Exercise instructions: Search the material for the word "Time" and copy each line that holds it.

--- BEGIN ---

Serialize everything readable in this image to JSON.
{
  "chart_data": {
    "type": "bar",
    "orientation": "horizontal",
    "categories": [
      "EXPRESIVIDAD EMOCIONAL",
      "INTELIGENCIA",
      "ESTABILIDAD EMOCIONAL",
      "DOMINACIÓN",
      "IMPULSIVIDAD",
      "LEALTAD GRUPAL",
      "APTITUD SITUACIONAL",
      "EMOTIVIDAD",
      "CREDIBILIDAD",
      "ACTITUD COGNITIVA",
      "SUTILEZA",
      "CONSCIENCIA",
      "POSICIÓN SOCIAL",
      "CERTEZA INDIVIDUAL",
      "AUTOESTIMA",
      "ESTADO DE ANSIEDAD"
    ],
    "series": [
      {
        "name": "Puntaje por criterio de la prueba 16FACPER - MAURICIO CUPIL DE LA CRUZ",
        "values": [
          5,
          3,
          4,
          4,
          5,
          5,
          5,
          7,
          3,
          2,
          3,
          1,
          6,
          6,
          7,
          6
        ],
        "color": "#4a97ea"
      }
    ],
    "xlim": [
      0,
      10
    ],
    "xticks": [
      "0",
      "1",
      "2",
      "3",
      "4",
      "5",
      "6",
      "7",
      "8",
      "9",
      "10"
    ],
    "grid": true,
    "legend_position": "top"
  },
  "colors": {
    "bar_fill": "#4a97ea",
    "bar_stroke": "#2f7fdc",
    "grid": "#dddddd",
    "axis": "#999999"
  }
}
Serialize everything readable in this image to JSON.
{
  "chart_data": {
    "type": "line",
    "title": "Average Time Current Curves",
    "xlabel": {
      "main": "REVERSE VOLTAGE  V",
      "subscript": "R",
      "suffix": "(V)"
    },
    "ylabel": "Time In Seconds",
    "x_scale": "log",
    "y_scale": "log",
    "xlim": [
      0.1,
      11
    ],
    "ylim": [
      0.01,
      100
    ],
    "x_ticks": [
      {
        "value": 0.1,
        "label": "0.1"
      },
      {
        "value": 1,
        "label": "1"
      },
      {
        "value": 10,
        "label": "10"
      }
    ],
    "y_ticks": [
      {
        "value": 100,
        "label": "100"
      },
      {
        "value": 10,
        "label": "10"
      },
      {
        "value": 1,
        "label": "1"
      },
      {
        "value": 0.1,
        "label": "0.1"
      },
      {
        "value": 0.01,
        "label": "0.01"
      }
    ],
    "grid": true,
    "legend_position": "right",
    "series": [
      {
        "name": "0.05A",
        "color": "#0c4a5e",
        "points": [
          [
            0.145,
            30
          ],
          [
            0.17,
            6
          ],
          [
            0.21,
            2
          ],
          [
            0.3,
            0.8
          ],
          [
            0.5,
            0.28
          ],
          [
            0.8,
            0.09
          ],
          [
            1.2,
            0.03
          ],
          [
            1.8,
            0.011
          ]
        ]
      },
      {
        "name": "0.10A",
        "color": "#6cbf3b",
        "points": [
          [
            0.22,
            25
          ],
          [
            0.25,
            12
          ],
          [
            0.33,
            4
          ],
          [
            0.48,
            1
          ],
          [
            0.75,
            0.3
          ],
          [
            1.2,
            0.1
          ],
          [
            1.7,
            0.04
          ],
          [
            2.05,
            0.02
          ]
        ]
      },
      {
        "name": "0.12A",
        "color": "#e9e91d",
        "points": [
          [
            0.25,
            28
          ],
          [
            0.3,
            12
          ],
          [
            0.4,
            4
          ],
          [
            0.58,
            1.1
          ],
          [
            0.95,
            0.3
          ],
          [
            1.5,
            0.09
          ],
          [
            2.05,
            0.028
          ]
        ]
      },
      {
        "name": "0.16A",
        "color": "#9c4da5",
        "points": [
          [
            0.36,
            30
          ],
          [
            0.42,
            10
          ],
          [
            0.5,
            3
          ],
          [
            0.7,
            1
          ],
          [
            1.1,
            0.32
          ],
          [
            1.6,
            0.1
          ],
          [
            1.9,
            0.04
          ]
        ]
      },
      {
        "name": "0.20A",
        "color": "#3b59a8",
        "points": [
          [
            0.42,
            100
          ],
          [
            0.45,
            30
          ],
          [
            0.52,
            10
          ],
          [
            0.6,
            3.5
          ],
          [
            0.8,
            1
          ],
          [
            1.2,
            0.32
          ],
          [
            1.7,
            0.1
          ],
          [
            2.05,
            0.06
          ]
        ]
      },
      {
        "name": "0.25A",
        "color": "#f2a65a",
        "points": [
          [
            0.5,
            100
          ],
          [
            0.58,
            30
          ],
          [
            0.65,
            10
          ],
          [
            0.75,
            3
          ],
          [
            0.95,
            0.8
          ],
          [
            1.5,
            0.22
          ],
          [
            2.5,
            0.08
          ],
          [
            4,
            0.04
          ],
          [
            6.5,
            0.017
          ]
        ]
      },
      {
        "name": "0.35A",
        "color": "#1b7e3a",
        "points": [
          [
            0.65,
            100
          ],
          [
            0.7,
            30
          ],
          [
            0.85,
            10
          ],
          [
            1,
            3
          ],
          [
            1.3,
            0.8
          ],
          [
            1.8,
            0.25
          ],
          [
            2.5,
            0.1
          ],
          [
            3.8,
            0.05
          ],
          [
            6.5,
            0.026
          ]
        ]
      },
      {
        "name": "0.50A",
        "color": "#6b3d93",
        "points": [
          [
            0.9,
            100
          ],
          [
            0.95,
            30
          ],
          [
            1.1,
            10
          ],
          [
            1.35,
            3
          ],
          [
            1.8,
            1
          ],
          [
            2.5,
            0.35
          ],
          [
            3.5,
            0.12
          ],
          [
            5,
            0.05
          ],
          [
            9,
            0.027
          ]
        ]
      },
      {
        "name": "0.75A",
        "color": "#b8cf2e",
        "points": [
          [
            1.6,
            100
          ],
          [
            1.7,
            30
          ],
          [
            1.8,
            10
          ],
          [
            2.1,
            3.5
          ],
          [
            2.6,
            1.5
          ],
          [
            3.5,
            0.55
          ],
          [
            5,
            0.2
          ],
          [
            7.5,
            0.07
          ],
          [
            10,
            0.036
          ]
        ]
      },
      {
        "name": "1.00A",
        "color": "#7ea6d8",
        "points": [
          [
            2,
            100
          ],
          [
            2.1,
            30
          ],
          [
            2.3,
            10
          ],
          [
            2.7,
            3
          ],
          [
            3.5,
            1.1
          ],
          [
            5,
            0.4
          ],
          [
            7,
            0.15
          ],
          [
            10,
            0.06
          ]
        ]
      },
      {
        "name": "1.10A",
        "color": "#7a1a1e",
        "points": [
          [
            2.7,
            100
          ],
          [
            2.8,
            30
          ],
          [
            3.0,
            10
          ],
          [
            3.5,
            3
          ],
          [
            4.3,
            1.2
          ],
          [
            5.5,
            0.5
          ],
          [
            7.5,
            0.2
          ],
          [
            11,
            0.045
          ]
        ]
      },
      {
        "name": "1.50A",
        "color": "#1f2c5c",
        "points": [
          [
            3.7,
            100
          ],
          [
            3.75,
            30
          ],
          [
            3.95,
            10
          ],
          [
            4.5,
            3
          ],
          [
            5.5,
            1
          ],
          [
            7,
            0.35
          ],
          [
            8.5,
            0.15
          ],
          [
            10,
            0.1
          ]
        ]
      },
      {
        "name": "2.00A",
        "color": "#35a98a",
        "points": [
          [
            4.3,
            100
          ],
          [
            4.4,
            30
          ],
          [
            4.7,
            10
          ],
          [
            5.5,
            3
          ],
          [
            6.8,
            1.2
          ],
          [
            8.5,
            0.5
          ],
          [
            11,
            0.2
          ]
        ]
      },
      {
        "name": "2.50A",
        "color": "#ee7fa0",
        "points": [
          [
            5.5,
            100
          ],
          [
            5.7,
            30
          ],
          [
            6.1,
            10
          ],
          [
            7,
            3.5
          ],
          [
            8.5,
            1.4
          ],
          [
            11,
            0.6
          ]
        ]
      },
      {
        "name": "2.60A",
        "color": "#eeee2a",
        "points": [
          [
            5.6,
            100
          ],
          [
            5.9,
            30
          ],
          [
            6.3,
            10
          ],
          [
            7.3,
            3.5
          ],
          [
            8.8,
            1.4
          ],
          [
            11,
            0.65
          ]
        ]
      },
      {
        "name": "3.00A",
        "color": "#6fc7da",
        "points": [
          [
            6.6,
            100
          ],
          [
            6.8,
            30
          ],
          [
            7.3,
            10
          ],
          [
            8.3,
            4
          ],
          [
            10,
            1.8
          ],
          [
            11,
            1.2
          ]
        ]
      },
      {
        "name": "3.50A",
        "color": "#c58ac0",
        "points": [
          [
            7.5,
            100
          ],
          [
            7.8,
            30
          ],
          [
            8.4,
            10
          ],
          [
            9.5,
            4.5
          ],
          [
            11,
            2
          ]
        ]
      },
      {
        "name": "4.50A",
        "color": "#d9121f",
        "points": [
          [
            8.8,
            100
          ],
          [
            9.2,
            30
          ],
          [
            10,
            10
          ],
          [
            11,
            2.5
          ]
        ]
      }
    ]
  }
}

--- END ---

Task response:
    "title": "Average Time Current Curves",
    "ylabel": "Time In Seconds",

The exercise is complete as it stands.